What to do
Look through the data below. Collect every line where the word "提高竞争力和市场占有率" occurs.

Entries shown
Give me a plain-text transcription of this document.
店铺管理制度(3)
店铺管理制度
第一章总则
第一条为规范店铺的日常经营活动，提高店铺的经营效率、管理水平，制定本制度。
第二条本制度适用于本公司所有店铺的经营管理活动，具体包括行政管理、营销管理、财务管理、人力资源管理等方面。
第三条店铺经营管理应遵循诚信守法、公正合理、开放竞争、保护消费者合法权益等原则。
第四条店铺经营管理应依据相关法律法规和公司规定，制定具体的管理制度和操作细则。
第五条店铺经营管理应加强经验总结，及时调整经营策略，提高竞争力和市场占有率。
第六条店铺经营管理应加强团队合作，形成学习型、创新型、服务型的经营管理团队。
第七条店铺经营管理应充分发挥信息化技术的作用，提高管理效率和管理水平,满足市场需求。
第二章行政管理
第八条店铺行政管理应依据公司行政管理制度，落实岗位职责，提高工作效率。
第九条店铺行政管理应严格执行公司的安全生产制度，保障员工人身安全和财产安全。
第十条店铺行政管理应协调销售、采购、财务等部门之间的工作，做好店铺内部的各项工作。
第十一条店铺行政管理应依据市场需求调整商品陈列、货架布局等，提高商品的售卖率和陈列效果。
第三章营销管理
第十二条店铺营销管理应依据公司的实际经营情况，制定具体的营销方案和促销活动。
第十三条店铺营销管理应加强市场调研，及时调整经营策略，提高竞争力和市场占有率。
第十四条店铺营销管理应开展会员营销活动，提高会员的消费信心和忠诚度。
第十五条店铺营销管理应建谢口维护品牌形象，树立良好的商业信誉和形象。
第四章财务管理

Response for this exercise
第五条店铺经营管理应加强经验总结，及时调整经营策略，提高竞争力和市场占有率。
第十三条店铺营销管理应加强市场调研，及时调整经营策略，提高竞争力和市场占有率。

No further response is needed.